**Records shown**

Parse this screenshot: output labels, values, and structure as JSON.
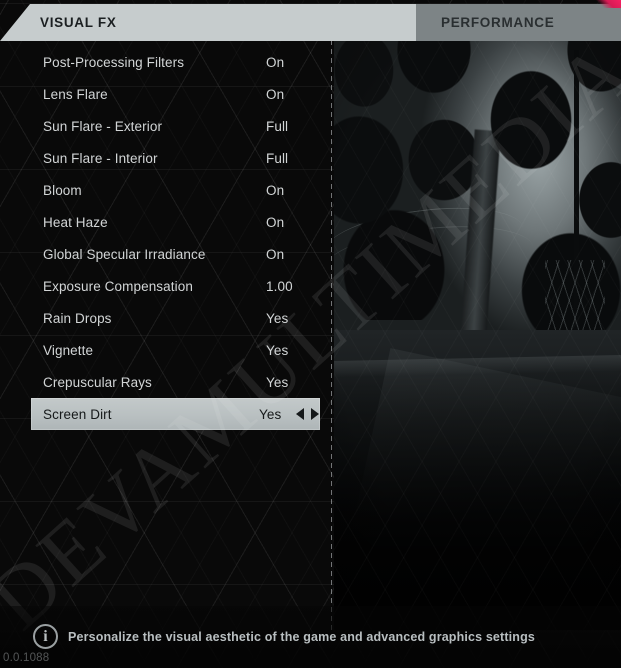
{
  "app": {
    "version_label": "0.0.1088",
    "watermark": "DEVAMULTIMEDIA"
  },
  "tabs": [
    {
      "id": "visual-fx",
      "label": "VISUAL FX",
      "active": true
    },
    {
      "id": "performance",
      "label": "PERFORMANCE",
      "active": false
    }
  ],
  "settings": {
    "rows": [
      {
        "label": "Post-Processing Filters",
        "value": "On",
        "selected": false
      },
      {
        "label": "Lens Flare",
        "value": "On",
        "selected": false
      },
      {
        "label": "Sun Flare - Exterior",
        "value": "Full",
        "selected": false
      },
      {
        "label": "Sun Flare - Interior",
        "value": "Full",
        "selected": false
      },
      {
        "label": "Bloom",
        "value": "On",
        "selected": false
      },
      {
        "label": "Heat Haze",
        "value": "On",
        "selected": false
      },
      {
        "label": "Global Specular Irradiance",
        "value": "On",
        "selected": false
      },
      {
        "label": "Exposure Compensation",
        "value": "1.00",
        "selected": false
      },
      {
        "label": "Rain Drops",
        "value": "Yes",
        "selected": false
      },
      {
        "label": "Vignette",
        "value": "Yes",
        "selected": false
      },
      {
        "label": "Crepuscular Rays",
        "value": "Yes",
        "selected": false
      },
      {
        "label": "Screen Dirt",
        "value": "Yes",
        "selected": true
      }
    ]
  },
  "footer": {
    "description": "Personalize the visual aesthetic of the game and advanced graphics settings",
    "info_glyph": "i"
  },
  "colors": {
    "tab_active_bg": "#c6cccd",
    "tab_inactive_bg": "#7d8486",
    "accent_pink": "#ff2266",
    "row_selected_bg": "#bcc2c4",
    "text_light": "#d2d5d6",
    "text_dark": "#16191a"
  }
}
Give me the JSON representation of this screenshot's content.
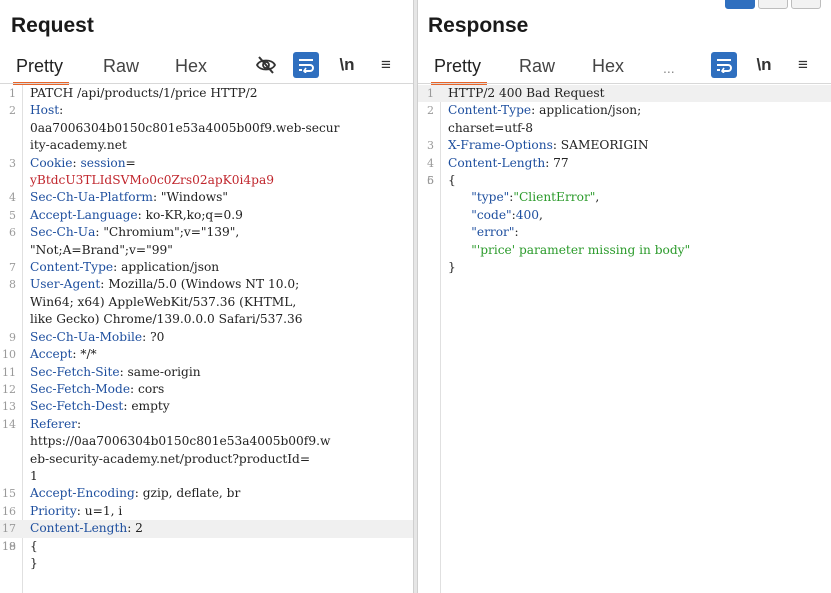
{
  "request": {
    "title": "Request",
    "tabs": [
      "Pretty",
      "Raw",
      "Hex"
    ],
    "lines": [
      {
        "n": "1",
        "parts": [
          [
            "v",
            "PATCH /api/products/1/price HTTP/2"
          ]
        ]
      },
      {
        "n": "2",
        "parts": [
          [
            "k",
            "Host"
          ],
          [
            "v",
            ":"
          ]
        ]
      },
      {
        "n": "",
        "parts": [
          [
            "v",
            "0aa7006304b0150c801e53a4005b00f9.web-secur"
          ]
        ]
      },
      {
        "n": "",
        "parts": [
          [
            "v",
            "ity-academy.net"
          ]
        ]
      },
      {
        "n": "3",
        "parts": [
          [
            "k",
            "Cookie"
          ],
          [
            "v",
            ": "
          ],
          [
            "k",
            "session"
          ],
          [
            "v",
            "="
          ]
        ]
      },
      {
        "n": "",
        "parts": [
          [
            "red",
            "yBtdcU3TLIdSVMo0c0Zrs02apK0i4pa9"
          ]
        ]
      },
      {
        "n": "4",
        "parts": [
          [
            "k",
            "Sec-Ch-Ua-Platform"
          ],
          [
            "v",
            ": \"Windows\""
          ]
        ]
      },
      {
        "n": "5",
        "parts": [
          [
            "k",
            "Accept-Language"
          ],
          [
            "v",
            ": ko-KR,ko;q=0.9"
          ]
        ]
      },
      {
        "n": "6",
        "parts": [
          [
            "k",
            "Sec-Ch-Ua"
          ],
          [
            "v",
            ": \"Chromium\";v=\"139\","
          ]
        ]
      },
      {
        "n": "",
        "parts": [
          [
            "v",
            "\"Not;A=Brand\";v=\"99\""
          ]
        ]
      },
      {
        "n": "7",
        "parts": [
          [
            "k",
            "Content-Type"
          ],
          [
            "v",
            ": application/json"
          ]
        ]
      },
      {
        "n": "8",
        "parts": [
          [
            "k",
            "User-Agent"
          ],
          [
            "v",
            ": Mozilla/5.0 (Windows NT 10.0;"
          ]
        ]
      },
      {
        "n": "",
        "parts": [
          [
            "v",
            "Win64; x64) AppleWebKit/537.36 (KHTML,"
          ]
        ]
      },
      {
        "n": "",
        "parts": [
          [
            "v",
            "like Gecko) Chrome/139.0.0.0 Safari/537.36"
          ]
        ]
      },
      {
        "n": "9",
        "parts": [
          [
            "k",
            "Sec-Ch-Ua-Mobile"
          ],
          [
            "v",
            ": ?0"
          ]
        ]
      },
      {
        "n": "10",
        "parts": [
          [
            "k",
            "Accept"
          ],
          [
            "v",
            ": */*"
          ]
        ]
      },
      {
        "n": "11",
        "parts": [
          [
            "k",
            "Sec-Fetch-Site"
          ],
          [
            "v",
            ": same-origin"
          ]
        ]
      },
      {
        "n": "12",
        "parts": [
          [
            "k",
            "Sec-Fetch-Mode"
          ],
          [
            "v",
            ": cors"
          ]
        ]
      },
      {
        "n": "13",
        "parts": [
          [
            "k",
            "Sec-Fetch-Dest"
          ],
          [
            "v",
            ": empty"
          ]
        ]
      },
      {
        "n": "14",
        "parts": [
          [
            "k",
            "Referer"
          ],
          [
            "v",
            ":"
          ]
        ]
      },
      {
        "n": "",
        "parts": [
          [
            "v",
            "https://0aa7006304b0150c801e53a4005b00f9.w"
          ]
        ]
      },
      {
        "n": "",
        "parts": [
          [
            "v",
            "eb-security-academy.net/product?productId="
          ]
        ]
      },
      {
        "n": "",
        "parts": [
          [
            "v",
            "1"
          ]
        ]
      },
      {
        "n": "15",
        "parts": [
          [
            "k",
            "Accept-Encoding"
          ],
          [
            "v",
            ": gzip, deflate, br"
          ]
        ]
      },
      {
        "n": "16",
        "parts": [
          [
            "k",
            "Priority"
          ],
          [
            "v",
            ": u=1, i"
          ]
        ]
      },
      {
        "n": "17",
        "cur": true,
        "parts": [
          [
            "k",
            "Content-Length"
          ],
          [
            "v",
            ": 2"
          ]
        ]
      },
      {
        "n": "18",
        "parts": [
          [
            "v",
            ""
          ]
        ]
      },
      {
        "n": "19",
        "parts": [
          [
            "v",
            "{"
          ]
        ]
      },
      {
        "n": "",
        "parts": [
          [
            "v",
            "}"
          ]
        ]
      }
    ]
  },
  "response": {
    "title": "Response",
    "tabs": [
      "Pretty",
      "Raw",
      "Hex",
      "..."
    ],
    "lines": [
      {
        "n": "1",
        "cur": true,
        "parts": [
          [
            "v",
            "HTTP/2 400 Bad Request"
          ]
        ]
      },
      {
        "n": "2",
        "parts": [
          [
            "k",
            "Content-Type"
          ],
          [
            "v",
            ": application/json;"
          ]
        ]
      },
      {
        "n": "",
        "parts": [
          [
            "v",
            "charset=utf-8"
          ]
        ]
      },
      {
        "n": "3",
        "parts": [
          [
            "k",
            "X-Frame-Options"
          ],
          [
            "v",
            ": SAMEORIGIN"
          ]
        ]
      },
      {
        "n": "4",
        "parts": [
          [
            "k",
            "Content-Length"
          ],
          [
            "v",
            ": 77"
          ]
        ]
      },
      {
        "n": "5",
        "parts": [
          [
            "v",
            ""
          ]
        ]
      },
      {
        "n": "6",
        "parts": [
          [
            "v",
            "{"
          ]
        ]
      },
      {
        "n": "",
        "parts": [
          [
            "v",
            "      "
          ],
          [
            "k",
            "\"type\""
          ],
          [
            "v",
            ":"
          ],
          [
            "str",
            "\"ClientError\""
          ],
          [
            "v",
            ","
          ]
        ]
      },
      {
        "n": "",
        "parts": [
          [
            "v",
            "      "
          ],
          [
            "k",
            "\"code\""
          ],
          [
            "v",
            ":"
          ],
          [
            "k",
            "400"
          ],
          [
            "v",
            ","
          ]
        ]
      },
      {
        "n": "",
        "parts": [
          [
            "v",
            "      "
          ],
          [
            "k",
            "\"error\""
          ],
          [
            "v",
            ":"
          ]
        ]
      },
      {
        "n": "",
        "parts": [
          [
            "v",
            "      "
          ],
          [
            "str",
            "\"'price' parameter missing in body\""
          ]
        ]
      },
      {
        "n": "",
        "parts": [
          [
            "v",
            "}"
          ]
        ]
      }
    ]
  },
  "icons": {
    "hide": "eye-slash-icon",
    "wrap": "word-wrap-icon",
    "newline": "newline-icon",
    "menu": "hamburger-menu-icon"
  },
  "toolbar_labels": {
    "newline": "\\n",
    "menu": "≡"
  }
}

**What this task involves**
List every line above that contains the word "application".

**Result for this exercise**
            ": application/json"
            ": application/json;"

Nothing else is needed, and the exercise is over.